*Work to complete*.
From the entries below, report how many lines contain the string "color". Give only that number.

━━ Input records ━━

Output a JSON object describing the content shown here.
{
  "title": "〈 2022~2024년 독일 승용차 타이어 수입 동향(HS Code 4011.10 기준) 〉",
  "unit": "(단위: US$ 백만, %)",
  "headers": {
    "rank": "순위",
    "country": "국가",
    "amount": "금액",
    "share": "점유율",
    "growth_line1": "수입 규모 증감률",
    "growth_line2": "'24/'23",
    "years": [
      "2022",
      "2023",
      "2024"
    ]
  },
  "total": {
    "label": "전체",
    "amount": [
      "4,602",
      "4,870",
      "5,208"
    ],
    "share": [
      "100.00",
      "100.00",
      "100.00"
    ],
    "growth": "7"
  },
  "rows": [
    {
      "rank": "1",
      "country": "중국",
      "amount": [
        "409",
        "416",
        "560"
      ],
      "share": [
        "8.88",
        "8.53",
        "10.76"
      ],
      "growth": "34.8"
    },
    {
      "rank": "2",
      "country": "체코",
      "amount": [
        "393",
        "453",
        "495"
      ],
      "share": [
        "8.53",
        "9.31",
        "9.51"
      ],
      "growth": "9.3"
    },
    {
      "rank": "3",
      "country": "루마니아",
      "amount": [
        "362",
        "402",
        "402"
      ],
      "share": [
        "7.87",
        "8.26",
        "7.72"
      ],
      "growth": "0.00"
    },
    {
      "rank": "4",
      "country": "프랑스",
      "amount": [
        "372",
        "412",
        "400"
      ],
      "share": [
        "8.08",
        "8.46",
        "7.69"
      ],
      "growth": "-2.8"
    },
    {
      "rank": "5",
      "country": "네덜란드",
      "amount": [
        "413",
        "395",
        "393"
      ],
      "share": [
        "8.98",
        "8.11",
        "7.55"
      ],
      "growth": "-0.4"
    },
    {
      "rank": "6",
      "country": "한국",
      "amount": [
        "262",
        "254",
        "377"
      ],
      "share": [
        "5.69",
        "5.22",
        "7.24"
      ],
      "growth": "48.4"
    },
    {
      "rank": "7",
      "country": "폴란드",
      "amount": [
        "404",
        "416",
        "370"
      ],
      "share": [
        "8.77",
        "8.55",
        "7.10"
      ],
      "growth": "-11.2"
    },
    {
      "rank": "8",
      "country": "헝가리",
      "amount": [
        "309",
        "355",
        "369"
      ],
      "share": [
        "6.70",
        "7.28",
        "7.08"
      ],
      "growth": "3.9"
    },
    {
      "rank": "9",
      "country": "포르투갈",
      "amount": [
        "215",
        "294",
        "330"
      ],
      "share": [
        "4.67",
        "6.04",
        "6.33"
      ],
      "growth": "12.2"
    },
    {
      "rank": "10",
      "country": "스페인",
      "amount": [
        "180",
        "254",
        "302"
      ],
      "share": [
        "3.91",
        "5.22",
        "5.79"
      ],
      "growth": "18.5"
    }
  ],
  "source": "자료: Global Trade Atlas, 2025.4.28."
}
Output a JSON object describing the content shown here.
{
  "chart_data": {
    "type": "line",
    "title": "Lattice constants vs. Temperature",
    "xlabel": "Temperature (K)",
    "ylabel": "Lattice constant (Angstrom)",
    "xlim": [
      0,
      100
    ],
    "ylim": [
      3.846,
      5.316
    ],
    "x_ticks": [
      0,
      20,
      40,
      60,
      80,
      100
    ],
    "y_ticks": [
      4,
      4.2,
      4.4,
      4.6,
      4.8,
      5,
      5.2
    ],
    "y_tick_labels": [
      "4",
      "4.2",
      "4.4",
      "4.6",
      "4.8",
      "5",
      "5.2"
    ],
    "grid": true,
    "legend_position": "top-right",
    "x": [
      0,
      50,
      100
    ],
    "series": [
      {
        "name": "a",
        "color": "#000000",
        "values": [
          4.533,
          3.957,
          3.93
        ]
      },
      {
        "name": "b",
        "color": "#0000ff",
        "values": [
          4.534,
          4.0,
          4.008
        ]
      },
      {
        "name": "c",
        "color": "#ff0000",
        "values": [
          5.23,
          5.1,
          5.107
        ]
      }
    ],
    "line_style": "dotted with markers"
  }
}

━━━

*Response for this exercise*.
3